[SET EXERCISE A]: Reproduce the entire commit notice word for word.
-- begin TEXT SEGMENT --
[llvm] 89a6106 - [SROA] Rewrite store-into-selected-address into predicated stores

Roman Lebedev via llvm-commits llvm-commits at lists.llvm.org
Sat Dec 10 10:08:27 PST 2022


Author: Roman Lebedev
Date: 2022-12-10T21:07:03+03:00
New Revision: 89a6106ce50689c733be13aaef4be5f3f73708a2

URL: https://github.com/llvm/llvm-project/commit/89a6106ce50689c733be13aaef4be5f3f73708a2
DIFF: https://github.com/llvm/llvm-project/commit/89a6106ce50689c733be13aaef4be5f3f73708a2.diff

LOG: [SROA] Rewrite store-into-selected-address into predicated stores

Same basic idea as with unfolding loads into predicated loads,
but we obviously can't have speculative stores.
-- end TEXT SEGMENT --
[SET EXERCISE B]: In the records, copy the lines starting at the one containing "text-run: . Încheierea" and ending at the one containing "paragraph-final <box>77 329 977 492</box>", with "page-footer" swapped for "running-footer" and everything else left unchanged.
-- begin RECORDS PROVIDED --
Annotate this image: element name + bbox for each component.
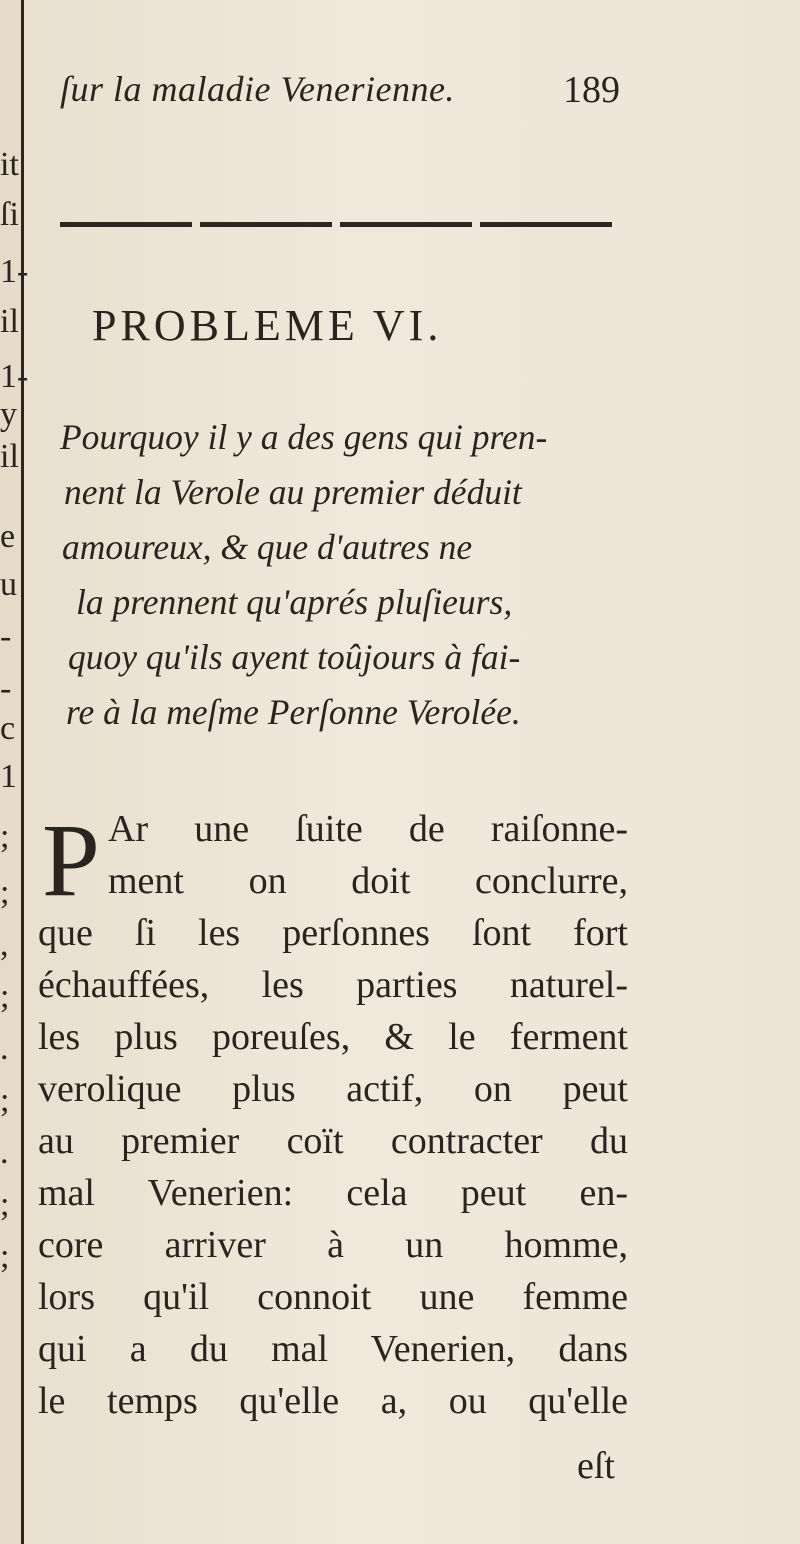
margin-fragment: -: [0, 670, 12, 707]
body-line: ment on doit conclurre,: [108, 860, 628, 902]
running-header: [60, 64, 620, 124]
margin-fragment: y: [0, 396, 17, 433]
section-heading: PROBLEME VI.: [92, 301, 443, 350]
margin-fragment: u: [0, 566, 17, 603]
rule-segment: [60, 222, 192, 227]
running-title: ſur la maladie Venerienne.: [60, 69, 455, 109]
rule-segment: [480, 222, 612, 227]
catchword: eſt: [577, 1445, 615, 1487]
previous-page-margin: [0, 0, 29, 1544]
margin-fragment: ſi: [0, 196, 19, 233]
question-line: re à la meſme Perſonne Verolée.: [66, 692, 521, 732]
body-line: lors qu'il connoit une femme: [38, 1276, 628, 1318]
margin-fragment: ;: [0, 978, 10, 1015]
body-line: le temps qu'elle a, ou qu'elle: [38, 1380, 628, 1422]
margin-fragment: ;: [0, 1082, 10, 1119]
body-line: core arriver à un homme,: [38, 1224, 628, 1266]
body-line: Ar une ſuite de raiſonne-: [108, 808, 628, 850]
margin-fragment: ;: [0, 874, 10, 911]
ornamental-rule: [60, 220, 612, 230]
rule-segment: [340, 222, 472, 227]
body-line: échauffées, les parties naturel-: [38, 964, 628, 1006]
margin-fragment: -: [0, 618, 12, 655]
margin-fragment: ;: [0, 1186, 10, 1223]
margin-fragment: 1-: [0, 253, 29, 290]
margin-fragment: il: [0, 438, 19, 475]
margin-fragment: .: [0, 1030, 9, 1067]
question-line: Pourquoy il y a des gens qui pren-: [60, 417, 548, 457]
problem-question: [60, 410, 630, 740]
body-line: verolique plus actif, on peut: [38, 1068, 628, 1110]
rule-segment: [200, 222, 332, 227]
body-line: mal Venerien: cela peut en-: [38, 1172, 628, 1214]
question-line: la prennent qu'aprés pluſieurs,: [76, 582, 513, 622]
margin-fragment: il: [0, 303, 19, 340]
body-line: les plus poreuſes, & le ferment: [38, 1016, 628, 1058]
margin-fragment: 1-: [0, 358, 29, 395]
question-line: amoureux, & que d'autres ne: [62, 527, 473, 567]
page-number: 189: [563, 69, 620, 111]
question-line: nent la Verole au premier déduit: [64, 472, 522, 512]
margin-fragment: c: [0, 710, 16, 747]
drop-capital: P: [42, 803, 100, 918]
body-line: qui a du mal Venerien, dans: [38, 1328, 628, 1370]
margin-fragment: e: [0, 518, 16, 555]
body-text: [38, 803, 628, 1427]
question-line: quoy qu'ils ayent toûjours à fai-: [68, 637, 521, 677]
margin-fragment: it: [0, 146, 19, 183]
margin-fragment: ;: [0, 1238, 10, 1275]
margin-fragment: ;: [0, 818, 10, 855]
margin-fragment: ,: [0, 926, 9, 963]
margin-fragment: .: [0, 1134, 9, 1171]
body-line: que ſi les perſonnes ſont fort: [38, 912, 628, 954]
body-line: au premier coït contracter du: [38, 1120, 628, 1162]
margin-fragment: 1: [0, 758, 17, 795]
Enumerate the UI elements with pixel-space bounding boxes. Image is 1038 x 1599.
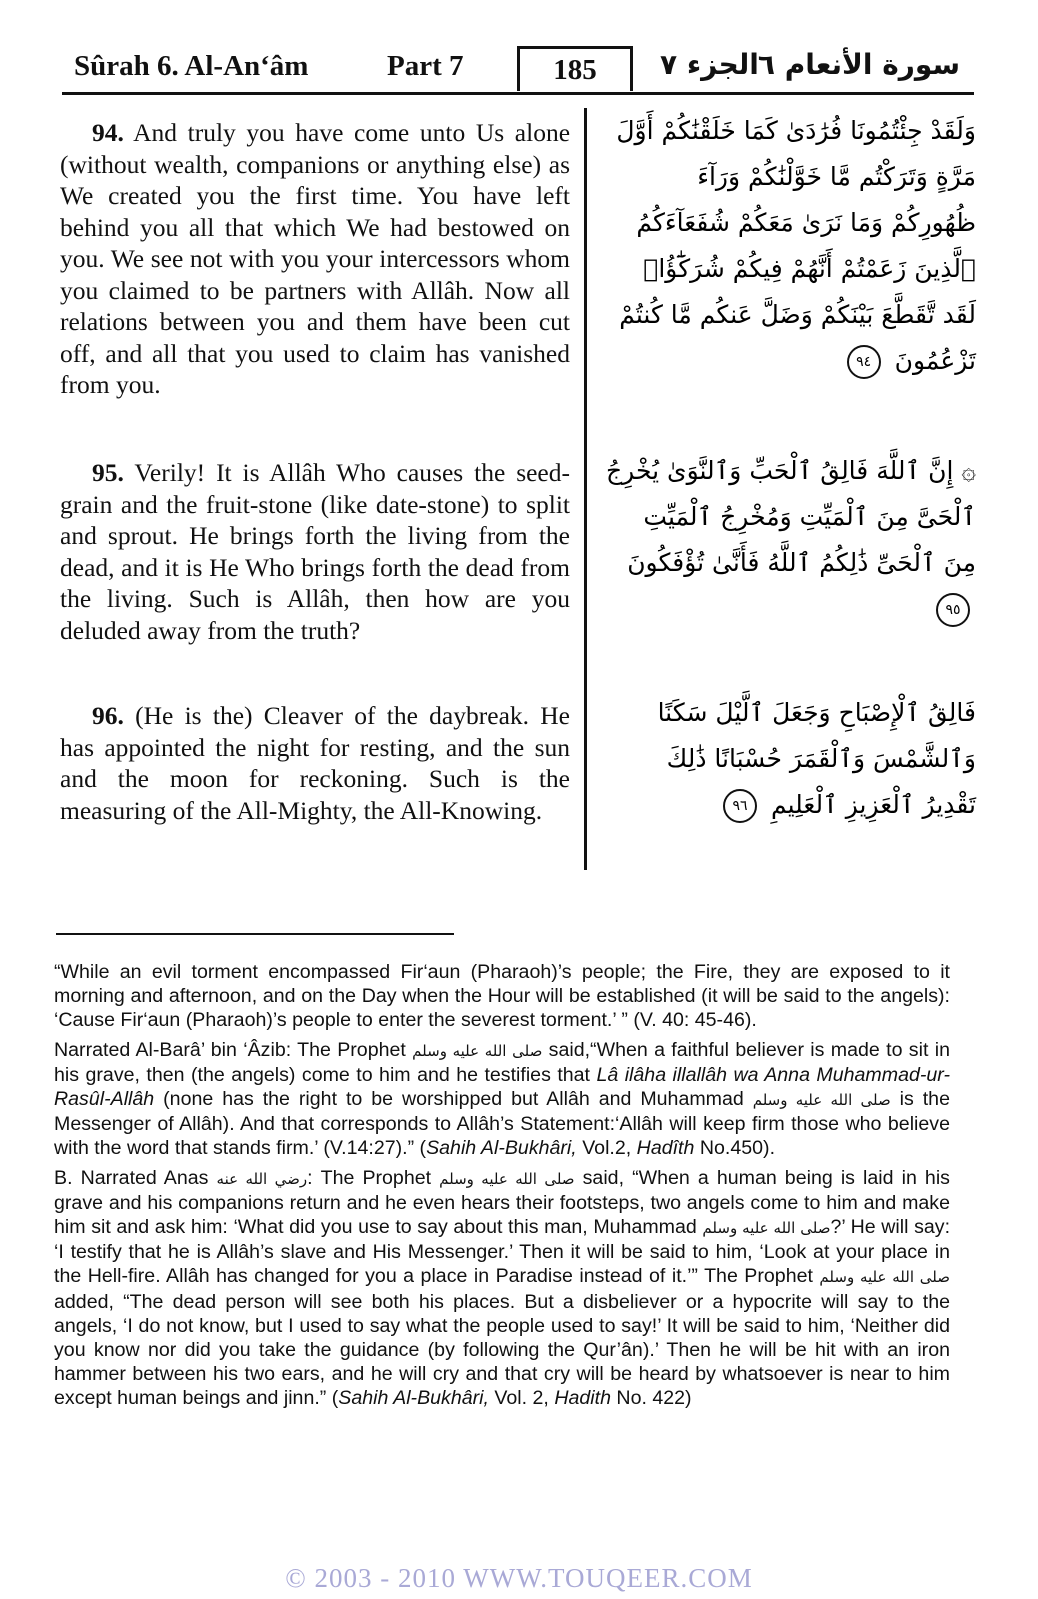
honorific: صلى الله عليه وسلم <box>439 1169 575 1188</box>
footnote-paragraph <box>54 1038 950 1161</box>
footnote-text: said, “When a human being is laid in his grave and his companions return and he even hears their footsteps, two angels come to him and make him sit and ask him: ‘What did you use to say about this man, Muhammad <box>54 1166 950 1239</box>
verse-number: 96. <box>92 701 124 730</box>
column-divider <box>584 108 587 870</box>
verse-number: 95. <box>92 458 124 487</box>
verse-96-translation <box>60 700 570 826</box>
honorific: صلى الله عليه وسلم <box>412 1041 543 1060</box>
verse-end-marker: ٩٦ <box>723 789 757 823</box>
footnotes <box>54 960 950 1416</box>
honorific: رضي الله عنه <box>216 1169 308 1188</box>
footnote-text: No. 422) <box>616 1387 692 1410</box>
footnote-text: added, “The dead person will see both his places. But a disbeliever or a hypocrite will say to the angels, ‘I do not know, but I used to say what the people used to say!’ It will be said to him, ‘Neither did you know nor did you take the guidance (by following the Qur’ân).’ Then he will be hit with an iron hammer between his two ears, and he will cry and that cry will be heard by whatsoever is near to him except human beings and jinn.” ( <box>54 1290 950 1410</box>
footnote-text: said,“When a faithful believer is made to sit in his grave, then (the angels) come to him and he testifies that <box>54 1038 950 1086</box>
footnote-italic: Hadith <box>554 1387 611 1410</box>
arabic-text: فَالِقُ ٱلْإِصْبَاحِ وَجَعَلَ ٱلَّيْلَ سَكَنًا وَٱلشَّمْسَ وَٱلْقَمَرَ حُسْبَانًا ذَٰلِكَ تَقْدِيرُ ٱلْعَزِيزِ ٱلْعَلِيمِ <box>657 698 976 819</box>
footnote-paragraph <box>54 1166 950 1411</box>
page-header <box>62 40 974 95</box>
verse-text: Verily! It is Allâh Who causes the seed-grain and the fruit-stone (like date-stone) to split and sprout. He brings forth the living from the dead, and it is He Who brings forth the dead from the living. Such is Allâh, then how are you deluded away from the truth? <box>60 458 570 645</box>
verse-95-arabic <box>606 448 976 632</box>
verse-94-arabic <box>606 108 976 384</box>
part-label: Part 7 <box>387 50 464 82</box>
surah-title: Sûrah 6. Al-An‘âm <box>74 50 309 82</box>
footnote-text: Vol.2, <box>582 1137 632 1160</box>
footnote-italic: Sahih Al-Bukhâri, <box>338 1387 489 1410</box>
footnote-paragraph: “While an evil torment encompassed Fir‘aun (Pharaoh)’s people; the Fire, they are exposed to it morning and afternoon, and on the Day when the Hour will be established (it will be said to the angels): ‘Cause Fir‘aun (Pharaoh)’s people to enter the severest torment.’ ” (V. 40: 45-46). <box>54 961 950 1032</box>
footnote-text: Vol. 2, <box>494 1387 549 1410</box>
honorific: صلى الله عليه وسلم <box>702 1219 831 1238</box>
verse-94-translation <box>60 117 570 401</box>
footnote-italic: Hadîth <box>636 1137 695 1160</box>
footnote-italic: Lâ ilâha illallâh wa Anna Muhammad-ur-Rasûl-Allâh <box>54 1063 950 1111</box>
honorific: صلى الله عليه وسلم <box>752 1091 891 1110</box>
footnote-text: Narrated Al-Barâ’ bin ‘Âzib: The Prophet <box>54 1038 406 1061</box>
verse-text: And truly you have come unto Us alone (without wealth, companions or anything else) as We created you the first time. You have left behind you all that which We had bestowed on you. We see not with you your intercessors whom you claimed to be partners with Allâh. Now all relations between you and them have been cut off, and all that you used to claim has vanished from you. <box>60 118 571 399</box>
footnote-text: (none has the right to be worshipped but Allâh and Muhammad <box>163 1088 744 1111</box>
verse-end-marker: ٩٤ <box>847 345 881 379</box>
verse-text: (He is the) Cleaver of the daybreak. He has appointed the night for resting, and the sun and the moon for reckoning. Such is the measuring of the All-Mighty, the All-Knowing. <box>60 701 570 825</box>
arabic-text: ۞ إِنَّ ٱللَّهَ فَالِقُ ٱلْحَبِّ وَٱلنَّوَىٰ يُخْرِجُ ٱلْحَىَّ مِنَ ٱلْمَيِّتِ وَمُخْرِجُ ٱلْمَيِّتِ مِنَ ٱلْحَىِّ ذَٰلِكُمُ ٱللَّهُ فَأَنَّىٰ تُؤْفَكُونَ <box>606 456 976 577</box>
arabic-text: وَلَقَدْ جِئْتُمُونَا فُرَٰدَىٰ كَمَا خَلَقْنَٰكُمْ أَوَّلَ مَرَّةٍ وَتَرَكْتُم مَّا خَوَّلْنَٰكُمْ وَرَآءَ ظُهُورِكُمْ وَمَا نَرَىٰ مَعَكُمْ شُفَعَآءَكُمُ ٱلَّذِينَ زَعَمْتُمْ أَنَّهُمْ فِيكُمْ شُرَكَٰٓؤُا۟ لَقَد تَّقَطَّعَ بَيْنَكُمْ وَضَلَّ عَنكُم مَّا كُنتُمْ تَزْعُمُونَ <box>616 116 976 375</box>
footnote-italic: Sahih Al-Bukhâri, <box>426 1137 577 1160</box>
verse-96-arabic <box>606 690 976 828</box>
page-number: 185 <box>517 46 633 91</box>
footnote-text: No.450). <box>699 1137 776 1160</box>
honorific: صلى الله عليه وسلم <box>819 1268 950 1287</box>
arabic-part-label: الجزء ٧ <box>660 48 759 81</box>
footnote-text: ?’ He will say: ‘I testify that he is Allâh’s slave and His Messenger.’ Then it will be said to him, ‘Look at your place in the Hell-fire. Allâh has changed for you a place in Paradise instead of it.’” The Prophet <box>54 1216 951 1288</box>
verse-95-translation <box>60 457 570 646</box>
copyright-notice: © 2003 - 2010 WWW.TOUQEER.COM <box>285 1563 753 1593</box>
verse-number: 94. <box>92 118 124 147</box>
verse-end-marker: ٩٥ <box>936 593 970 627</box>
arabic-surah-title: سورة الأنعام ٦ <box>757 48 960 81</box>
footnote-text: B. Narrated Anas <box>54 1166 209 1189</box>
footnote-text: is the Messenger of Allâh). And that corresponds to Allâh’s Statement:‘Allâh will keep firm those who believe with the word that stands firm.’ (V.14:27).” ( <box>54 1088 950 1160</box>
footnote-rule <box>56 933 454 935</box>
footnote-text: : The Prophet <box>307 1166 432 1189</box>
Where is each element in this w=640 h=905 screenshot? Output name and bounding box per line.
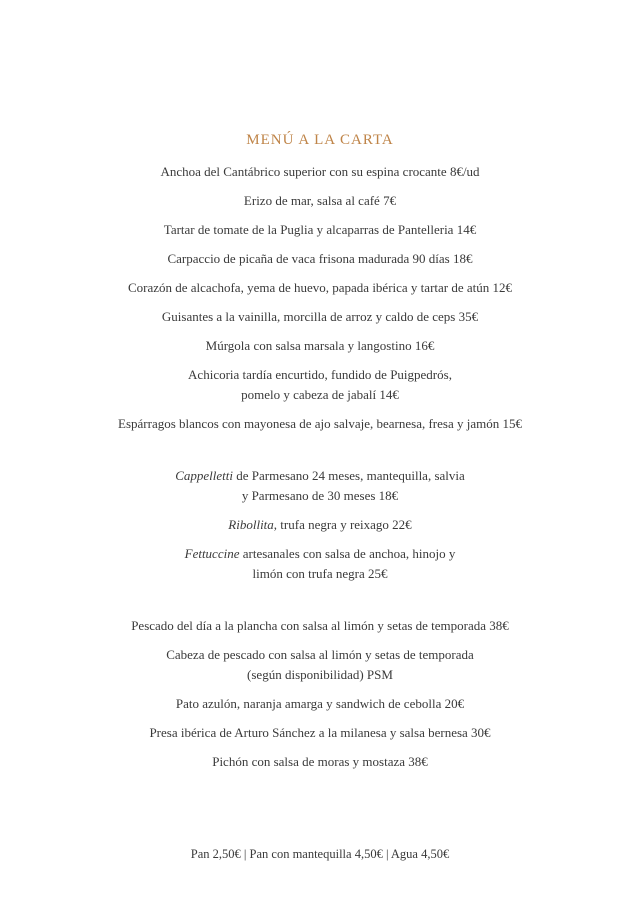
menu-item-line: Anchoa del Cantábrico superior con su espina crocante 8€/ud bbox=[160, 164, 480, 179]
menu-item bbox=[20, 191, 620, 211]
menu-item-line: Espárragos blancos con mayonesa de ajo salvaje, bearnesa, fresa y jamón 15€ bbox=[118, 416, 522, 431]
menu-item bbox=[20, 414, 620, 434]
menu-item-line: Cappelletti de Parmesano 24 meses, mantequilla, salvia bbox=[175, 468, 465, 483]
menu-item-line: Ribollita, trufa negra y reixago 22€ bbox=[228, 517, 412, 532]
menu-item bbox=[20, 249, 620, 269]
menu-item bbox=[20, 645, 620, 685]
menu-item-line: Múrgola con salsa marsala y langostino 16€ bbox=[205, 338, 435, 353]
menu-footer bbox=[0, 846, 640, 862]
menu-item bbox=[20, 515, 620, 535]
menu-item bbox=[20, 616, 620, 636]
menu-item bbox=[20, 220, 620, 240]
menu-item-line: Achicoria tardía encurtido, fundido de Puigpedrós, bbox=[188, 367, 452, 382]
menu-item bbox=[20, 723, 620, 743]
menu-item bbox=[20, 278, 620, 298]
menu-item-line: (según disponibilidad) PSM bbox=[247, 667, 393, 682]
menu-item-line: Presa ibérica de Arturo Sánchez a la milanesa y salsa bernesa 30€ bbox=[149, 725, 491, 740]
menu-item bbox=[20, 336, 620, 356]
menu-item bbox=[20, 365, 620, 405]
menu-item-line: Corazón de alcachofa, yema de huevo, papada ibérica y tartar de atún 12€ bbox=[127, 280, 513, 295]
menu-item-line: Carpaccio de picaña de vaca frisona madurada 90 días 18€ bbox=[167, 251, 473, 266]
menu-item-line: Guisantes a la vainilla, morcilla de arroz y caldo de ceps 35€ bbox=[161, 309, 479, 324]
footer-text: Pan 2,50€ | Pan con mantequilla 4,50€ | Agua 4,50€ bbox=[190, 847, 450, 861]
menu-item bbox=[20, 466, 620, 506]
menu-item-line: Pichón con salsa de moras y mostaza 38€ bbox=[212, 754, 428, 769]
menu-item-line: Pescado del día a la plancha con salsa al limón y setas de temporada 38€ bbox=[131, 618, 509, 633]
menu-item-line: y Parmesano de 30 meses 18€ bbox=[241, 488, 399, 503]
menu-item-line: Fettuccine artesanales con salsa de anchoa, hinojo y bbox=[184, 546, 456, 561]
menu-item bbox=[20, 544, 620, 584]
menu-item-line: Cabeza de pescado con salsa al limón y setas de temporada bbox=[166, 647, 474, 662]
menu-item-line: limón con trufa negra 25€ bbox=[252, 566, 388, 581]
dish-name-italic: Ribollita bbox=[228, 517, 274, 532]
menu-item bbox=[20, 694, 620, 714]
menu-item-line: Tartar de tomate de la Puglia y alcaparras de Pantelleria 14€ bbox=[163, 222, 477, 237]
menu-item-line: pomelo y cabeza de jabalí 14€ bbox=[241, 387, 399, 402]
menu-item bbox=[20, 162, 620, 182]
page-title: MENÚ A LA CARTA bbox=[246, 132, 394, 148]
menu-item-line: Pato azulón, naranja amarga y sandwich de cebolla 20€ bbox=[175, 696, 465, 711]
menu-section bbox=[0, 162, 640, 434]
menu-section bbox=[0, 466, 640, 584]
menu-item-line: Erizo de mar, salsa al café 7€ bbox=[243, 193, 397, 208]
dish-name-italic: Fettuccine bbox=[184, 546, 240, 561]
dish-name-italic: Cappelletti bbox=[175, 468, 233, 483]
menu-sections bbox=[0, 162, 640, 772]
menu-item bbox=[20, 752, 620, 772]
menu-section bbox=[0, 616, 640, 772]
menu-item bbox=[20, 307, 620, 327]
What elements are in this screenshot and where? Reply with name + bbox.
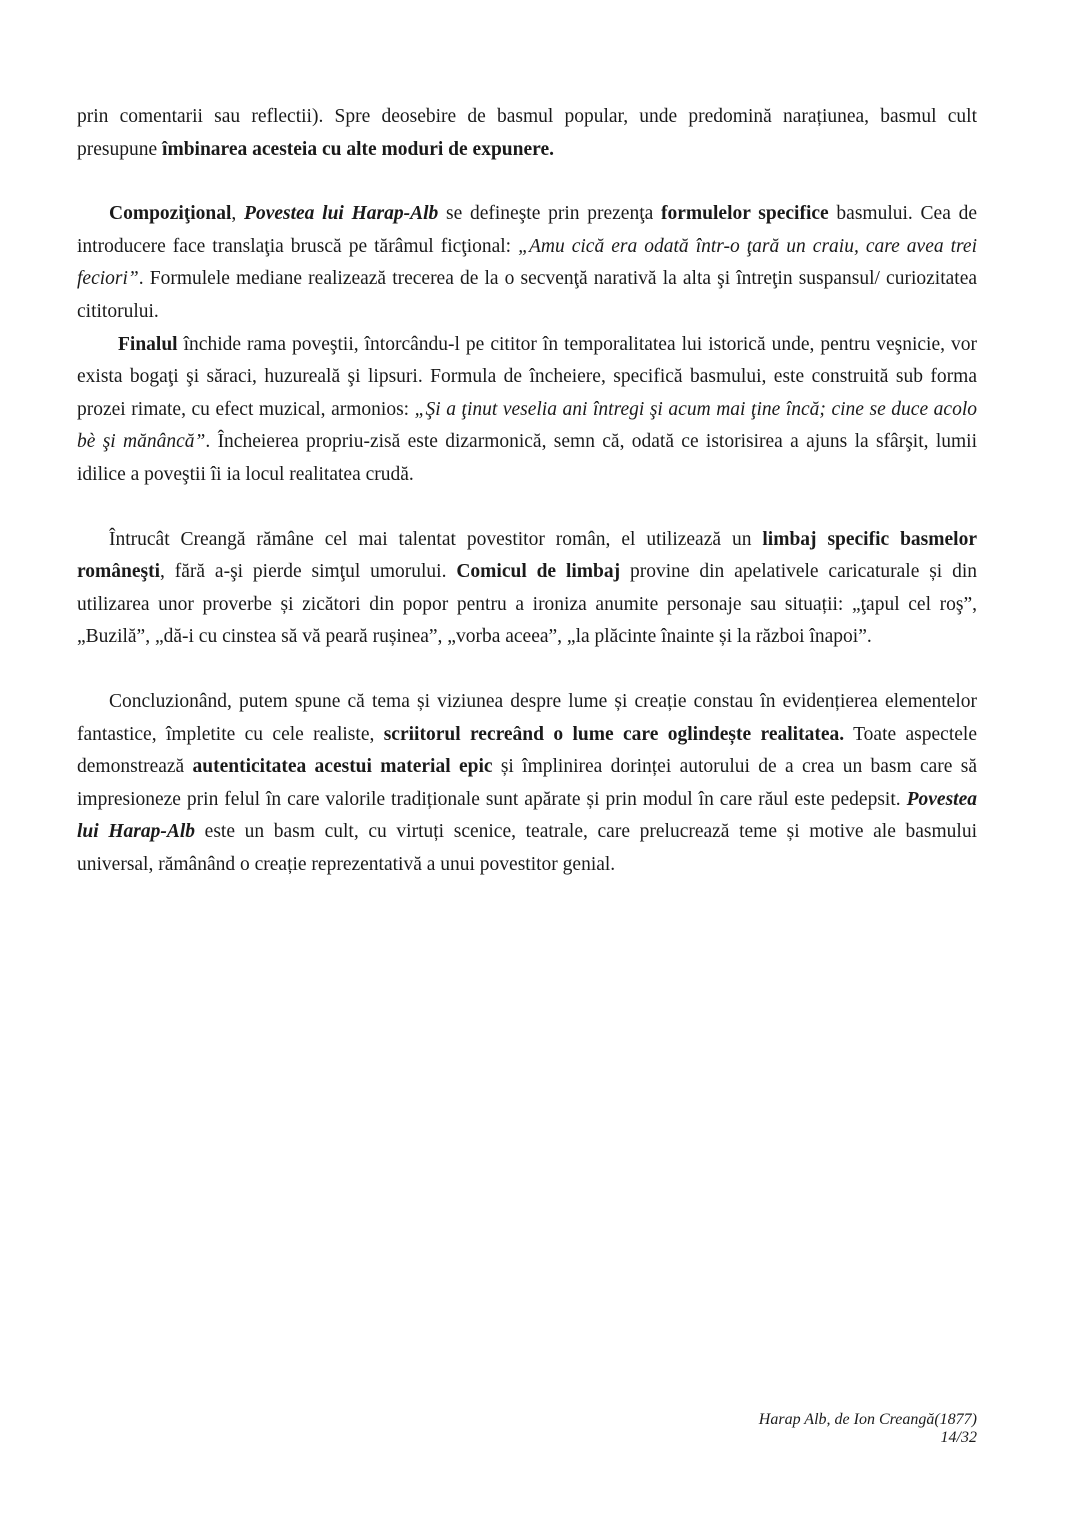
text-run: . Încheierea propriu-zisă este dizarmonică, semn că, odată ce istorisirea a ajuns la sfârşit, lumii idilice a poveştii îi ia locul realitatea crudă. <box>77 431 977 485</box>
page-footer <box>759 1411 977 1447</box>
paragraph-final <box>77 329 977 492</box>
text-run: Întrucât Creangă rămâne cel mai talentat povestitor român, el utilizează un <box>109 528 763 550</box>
-- end RECORDS PROVIDED --
[EXPECTED OUTPUT A]:
[llvm] 89a6106 - [SROA] Rewrite store-into-selected-address into predicated stores

Roman Lebedev via llvm-commits llvm-commits at lists.llvm.org
Sat Dec 10 10:08:27 PST 2022


Author: Roman Lebedev
Date: 2022-12-10T21:07:03+03:00
New Revision: 89a6106ce50689c733be13aaef4be5f3f73708a2

URL: https://github.com/llvm/llvm-project/commit/89a6106ce50689c733be13aaef4be5f3f73708a2
DIFF: https://github.com/llvm/llvm-project/commit/89a6106ce50689c733be13aaef4be5f3f73708a2.diff

LOG: [SROA] Rewrite store-into-selected-address into predicated stores

Same basic idea as with unfolding loads into predicated loads,
but we obviously can't have speculative stores.

[EXPECTED OUTPUT B]:
text-run: . Încheierea propriu-zisă este dizarmonică, semn că, odată ce istorisirea a ajuns la sfârşit, lumii idilice a poveştii îi ia locul realitatea crudă. <box>77 431 977 485</box>
running-footer <box>759 1411 977 1447</box>
paragraph-final <box>77 329 977 492</box>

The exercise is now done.